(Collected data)
╭──

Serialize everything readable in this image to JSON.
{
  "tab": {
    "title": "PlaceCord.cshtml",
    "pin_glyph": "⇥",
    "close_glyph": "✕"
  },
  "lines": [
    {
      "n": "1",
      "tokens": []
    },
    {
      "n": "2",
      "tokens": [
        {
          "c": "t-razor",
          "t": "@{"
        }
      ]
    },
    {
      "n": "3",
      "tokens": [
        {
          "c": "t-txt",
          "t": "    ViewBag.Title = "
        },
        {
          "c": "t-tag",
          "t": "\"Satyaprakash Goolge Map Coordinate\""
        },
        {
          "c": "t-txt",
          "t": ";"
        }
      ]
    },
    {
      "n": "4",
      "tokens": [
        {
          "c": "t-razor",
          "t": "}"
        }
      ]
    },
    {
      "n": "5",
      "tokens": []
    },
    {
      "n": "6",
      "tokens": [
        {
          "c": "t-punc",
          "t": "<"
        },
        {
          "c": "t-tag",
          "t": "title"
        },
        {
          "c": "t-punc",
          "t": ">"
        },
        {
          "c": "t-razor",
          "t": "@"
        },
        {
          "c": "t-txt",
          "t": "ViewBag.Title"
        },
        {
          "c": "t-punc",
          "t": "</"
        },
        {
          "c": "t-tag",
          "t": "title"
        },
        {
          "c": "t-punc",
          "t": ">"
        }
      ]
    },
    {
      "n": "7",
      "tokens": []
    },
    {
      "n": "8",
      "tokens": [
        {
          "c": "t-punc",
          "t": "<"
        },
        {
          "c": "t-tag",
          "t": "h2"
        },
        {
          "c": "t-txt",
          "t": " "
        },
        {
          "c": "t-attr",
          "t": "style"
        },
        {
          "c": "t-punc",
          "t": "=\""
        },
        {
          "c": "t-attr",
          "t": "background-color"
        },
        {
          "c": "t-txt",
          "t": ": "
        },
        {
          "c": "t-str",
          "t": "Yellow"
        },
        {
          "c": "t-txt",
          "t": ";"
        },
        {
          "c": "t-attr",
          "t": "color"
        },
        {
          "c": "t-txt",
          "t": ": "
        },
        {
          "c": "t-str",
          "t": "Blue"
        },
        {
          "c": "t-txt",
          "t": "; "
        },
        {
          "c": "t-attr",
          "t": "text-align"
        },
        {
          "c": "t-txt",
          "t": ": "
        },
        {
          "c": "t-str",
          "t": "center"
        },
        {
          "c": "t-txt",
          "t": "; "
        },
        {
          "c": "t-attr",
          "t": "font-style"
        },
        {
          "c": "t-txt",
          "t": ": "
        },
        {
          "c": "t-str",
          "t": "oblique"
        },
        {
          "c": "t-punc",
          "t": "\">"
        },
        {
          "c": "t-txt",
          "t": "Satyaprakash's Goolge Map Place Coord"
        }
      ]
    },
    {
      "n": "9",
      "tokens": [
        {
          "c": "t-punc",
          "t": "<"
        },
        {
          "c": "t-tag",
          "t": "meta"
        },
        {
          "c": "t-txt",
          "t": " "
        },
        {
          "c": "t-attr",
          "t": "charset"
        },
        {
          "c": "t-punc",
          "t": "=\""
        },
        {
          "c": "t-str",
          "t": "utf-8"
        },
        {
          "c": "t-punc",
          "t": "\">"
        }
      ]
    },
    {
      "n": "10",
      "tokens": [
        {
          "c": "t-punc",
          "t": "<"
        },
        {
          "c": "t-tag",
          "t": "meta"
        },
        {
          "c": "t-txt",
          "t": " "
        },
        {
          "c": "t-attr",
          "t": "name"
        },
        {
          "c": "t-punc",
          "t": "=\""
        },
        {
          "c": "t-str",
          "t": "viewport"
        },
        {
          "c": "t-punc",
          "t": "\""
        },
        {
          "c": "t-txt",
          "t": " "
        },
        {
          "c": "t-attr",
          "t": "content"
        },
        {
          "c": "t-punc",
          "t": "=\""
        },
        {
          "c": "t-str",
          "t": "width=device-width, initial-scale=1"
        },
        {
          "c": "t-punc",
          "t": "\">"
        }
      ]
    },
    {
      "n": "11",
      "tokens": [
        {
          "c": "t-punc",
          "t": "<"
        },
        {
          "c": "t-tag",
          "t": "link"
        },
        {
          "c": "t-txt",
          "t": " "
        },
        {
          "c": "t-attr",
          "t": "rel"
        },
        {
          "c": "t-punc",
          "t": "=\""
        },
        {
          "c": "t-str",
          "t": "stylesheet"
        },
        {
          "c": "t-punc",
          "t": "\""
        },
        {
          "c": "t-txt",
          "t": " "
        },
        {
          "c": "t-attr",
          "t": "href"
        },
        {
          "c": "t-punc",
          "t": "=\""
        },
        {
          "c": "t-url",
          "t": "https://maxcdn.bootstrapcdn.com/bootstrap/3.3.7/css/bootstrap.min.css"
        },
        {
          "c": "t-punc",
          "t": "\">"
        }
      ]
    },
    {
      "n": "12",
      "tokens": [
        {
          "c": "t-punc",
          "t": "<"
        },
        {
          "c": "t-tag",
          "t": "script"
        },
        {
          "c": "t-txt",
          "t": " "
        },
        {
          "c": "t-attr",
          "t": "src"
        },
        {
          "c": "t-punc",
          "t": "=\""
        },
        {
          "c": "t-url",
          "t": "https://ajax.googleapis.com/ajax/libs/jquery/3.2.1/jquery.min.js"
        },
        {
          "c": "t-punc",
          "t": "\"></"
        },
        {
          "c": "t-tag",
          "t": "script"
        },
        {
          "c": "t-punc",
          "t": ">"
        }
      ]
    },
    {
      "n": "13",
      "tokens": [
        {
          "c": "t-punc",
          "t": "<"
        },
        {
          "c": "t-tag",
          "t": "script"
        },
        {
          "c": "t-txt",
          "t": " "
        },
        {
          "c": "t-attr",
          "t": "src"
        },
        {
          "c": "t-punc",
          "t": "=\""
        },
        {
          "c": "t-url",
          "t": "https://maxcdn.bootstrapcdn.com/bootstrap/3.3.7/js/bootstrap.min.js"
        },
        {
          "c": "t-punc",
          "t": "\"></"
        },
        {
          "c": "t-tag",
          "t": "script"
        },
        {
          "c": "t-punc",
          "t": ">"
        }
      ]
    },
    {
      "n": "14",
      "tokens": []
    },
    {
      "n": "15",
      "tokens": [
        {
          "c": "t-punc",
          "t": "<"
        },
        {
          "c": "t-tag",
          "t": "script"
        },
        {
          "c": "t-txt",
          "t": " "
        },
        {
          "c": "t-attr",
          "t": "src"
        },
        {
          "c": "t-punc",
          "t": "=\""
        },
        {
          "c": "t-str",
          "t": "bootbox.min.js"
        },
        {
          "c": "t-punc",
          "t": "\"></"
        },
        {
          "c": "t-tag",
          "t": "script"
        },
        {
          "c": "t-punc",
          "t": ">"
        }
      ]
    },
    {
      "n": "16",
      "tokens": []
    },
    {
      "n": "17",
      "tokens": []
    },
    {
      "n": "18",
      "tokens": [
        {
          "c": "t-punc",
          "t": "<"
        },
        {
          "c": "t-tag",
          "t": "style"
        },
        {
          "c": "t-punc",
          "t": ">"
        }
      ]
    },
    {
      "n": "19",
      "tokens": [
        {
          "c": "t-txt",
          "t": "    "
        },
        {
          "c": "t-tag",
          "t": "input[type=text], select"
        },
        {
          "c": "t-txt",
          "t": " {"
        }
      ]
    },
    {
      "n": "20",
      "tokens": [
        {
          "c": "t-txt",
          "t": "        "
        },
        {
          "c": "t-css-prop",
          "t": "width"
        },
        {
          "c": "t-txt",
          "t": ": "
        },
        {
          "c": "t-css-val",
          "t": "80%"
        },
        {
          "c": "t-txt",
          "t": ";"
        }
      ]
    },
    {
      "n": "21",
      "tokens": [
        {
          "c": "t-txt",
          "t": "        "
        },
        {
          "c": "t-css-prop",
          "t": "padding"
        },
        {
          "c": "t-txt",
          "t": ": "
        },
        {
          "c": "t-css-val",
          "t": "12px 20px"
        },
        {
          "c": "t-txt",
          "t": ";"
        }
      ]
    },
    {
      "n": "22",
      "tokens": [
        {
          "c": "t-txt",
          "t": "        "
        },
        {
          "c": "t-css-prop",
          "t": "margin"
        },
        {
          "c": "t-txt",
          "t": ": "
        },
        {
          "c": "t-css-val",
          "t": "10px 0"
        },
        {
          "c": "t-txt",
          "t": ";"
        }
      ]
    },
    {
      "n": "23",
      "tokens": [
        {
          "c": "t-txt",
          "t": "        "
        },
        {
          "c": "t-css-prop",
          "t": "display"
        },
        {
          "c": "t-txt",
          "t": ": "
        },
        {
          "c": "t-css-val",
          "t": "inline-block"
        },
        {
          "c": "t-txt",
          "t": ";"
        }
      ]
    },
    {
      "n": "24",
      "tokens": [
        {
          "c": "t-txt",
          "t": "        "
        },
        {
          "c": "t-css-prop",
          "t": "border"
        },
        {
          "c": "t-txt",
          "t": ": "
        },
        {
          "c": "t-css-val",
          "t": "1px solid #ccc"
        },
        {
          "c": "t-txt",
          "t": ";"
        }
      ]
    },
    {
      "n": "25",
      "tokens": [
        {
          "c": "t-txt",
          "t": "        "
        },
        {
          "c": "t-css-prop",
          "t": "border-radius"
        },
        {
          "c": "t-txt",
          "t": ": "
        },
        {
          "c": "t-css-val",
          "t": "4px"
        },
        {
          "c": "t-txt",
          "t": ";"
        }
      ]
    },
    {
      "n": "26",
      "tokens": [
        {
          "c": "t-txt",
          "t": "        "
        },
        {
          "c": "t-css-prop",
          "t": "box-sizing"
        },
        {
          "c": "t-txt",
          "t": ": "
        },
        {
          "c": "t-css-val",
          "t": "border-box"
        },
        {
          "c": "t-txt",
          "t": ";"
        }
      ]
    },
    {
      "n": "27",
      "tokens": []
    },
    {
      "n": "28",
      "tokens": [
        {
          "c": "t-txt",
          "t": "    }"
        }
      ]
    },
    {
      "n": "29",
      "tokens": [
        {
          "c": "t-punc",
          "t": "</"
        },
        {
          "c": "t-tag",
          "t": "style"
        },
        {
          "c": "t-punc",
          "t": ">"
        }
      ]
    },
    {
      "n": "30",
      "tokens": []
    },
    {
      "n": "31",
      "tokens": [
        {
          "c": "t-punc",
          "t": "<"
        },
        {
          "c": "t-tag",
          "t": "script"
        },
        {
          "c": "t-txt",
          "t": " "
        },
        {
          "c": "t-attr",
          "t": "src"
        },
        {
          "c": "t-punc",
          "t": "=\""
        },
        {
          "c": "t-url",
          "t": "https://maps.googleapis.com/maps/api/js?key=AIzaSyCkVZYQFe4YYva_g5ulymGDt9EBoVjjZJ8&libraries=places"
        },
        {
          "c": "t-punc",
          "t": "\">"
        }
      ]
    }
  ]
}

╰──

_THE REQUEST_
Write down every line of the data above that includes the string "bootstrap".

_WRITTEN SOLUTION_
          "t": "https://maxcdn.bootstrapcdn.com/bootstrap/3.3.7/css/bootstrap.min.css"
          "t": "https://maxcdn.bootstrapcdn.com/bootstrap/3.3.7/js/bootstrap.min.js"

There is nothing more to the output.